>> start

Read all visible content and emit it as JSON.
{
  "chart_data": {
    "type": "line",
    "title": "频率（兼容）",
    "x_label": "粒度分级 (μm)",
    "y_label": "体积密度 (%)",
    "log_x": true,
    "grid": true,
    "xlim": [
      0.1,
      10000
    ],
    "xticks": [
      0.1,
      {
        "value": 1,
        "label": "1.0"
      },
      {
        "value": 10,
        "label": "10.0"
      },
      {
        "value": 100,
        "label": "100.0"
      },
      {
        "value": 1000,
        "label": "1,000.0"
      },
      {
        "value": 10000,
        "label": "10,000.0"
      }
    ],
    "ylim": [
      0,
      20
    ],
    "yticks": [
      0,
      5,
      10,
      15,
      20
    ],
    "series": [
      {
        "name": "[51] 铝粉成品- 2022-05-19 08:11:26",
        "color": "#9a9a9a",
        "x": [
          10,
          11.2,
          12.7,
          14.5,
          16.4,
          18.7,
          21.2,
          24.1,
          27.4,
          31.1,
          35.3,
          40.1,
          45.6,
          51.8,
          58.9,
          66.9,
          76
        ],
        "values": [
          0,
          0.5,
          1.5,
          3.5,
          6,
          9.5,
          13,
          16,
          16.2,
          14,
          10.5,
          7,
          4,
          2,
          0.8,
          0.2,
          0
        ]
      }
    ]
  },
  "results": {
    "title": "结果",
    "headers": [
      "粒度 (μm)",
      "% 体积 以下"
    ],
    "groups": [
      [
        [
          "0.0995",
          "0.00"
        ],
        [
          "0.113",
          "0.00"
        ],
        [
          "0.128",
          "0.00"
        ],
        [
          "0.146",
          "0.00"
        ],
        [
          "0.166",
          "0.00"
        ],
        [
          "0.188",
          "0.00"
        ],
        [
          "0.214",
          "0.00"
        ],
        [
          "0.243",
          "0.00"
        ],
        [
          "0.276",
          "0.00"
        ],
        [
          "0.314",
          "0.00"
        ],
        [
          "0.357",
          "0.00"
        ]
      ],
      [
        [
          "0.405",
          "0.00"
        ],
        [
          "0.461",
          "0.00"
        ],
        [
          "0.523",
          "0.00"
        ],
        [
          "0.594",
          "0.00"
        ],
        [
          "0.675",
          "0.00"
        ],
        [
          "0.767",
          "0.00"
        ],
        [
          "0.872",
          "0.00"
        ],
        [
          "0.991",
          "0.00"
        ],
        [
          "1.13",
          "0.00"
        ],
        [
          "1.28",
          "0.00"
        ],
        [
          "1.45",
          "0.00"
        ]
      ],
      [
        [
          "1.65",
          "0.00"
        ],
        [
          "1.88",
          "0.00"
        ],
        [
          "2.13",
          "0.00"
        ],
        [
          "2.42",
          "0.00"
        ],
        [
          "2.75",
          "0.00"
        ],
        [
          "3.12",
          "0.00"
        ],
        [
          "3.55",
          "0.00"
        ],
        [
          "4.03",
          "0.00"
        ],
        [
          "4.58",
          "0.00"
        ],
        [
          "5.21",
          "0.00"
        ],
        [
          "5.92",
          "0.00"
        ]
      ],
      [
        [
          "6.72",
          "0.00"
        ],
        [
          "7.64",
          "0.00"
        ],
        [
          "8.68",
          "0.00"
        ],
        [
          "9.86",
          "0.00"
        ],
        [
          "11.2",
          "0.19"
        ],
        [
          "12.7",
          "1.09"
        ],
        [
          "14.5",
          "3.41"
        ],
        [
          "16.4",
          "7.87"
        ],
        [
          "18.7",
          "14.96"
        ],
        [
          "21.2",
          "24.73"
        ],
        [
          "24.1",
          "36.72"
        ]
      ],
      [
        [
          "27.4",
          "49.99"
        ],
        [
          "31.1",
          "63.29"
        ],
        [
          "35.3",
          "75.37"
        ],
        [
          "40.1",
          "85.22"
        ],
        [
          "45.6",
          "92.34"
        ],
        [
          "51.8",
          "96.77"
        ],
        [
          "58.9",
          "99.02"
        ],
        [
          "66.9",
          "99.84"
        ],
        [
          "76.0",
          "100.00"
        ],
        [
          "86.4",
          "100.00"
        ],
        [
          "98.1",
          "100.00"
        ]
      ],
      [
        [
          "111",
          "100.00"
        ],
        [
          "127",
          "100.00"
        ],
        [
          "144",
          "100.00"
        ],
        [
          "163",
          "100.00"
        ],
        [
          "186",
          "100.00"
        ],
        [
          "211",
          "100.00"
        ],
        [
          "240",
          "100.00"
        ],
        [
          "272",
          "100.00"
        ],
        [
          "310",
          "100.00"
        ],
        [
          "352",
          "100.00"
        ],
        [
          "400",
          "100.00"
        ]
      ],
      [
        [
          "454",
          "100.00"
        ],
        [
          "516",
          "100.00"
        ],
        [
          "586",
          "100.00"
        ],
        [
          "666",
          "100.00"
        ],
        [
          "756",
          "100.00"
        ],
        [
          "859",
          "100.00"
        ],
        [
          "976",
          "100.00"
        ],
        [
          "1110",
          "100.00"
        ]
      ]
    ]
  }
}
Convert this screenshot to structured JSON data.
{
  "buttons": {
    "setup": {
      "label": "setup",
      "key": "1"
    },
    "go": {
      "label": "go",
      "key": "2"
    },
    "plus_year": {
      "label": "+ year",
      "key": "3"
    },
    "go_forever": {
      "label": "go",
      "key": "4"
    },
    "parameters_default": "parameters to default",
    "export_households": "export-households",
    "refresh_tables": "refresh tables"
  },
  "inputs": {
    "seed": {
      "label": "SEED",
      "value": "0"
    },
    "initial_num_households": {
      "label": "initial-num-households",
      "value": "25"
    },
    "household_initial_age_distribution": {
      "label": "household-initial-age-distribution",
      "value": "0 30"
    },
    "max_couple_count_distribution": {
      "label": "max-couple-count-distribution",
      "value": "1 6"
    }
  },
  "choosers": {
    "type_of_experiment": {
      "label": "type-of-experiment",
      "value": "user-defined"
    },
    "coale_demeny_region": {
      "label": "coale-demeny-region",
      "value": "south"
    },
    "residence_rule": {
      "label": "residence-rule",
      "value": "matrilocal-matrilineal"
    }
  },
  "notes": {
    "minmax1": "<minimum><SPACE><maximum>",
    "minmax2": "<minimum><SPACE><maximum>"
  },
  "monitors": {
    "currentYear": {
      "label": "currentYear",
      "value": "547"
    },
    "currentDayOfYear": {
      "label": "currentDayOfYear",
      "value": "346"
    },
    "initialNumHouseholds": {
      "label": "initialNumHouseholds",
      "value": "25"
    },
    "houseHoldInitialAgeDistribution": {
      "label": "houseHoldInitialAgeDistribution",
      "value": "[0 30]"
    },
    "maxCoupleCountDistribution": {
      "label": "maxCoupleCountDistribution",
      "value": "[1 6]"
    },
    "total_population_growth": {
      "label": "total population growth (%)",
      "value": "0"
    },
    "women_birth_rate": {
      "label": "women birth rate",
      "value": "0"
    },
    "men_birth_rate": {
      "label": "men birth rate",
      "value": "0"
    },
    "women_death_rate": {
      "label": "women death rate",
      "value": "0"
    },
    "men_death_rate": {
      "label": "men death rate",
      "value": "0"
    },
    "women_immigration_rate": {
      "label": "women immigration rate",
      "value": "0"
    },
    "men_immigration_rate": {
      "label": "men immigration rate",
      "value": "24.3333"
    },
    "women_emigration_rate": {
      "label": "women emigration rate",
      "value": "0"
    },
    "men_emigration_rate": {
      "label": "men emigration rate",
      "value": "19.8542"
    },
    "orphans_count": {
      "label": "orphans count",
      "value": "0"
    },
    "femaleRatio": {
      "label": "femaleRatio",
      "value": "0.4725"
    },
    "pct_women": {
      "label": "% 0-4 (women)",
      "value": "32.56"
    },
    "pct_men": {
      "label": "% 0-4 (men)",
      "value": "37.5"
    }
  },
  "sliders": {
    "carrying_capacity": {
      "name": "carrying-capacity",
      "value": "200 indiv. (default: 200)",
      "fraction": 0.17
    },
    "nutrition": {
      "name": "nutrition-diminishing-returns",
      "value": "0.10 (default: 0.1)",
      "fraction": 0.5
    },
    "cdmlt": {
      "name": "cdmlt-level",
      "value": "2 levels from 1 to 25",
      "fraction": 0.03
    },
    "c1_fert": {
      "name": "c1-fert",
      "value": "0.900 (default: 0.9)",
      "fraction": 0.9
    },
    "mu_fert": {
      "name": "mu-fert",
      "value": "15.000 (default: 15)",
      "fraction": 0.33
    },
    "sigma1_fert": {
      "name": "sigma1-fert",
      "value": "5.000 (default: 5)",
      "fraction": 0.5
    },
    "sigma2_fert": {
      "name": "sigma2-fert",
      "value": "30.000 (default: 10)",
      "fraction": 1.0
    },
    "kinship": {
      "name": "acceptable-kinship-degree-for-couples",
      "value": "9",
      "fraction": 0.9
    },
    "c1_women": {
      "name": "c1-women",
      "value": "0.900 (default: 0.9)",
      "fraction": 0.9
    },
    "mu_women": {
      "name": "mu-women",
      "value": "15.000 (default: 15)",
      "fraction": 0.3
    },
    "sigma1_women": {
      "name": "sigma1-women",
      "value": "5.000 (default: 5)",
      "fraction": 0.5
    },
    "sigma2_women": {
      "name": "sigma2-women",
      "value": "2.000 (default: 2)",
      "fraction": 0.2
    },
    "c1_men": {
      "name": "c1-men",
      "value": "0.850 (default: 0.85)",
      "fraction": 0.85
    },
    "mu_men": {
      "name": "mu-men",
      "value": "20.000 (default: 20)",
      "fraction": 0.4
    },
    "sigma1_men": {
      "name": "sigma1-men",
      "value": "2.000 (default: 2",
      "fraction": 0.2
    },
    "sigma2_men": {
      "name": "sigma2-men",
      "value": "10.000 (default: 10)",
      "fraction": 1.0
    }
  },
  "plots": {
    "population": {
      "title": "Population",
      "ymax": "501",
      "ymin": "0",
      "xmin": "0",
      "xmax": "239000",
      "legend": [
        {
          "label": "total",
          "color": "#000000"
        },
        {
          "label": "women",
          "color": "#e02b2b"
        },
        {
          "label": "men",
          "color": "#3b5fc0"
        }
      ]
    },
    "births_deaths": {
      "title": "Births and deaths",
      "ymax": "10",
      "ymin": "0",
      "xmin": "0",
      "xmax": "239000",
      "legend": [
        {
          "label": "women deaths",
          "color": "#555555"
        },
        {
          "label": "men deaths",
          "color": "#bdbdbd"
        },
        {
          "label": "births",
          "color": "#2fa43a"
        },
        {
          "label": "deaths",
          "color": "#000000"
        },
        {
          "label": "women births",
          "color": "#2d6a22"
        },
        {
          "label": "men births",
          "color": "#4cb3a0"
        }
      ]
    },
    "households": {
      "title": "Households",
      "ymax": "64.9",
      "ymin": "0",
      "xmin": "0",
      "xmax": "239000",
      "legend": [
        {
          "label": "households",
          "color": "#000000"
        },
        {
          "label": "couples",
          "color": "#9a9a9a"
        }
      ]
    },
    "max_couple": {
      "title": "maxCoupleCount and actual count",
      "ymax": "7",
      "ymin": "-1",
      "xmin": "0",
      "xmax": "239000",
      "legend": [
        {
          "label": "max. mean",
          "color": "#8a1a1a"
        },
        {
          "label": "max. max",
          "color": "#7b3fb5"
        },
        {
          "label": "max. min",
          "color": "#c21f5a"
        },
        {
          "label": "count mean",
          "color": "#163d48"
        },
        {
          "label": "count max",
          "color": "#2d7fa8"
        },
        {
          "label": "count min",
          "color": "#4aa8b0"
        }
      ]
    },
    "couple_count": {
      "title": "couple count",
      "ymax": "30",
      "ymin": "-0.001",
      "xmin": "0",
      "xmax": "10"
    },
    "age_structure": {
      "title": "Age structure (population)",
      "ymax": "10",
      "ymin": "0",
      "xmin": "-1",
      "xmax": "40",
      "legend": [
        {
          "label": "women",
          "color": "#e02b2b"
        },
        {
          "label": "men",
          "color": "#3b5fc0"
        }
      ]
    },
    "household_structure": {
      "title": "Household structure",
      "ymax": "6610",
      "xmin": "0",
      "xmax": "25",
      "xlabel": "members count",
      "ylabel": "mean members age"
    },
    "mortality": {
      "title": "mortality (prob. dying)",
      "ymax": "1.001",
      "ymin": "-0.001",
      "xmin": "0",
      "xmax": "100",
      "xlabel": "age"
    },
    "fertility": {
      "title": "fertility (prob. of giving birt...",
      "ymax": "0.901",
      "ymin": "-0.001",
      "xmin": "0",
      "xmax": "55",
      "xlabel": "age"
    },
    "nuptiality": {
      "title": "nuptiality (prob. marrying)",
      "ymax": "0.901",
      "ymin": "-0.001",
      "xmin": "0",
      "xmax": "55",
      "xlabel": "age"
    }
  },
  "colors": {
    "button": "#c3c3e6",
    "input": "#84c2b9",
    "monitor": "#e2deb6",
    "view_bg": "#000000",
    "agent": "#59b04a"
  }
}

>> end

## [Task objective]
Go through the listing above and pull out each line containing the word "members".

## [Expected answer]
      "xlabel": "members count",
      "ylabel": "mean members age"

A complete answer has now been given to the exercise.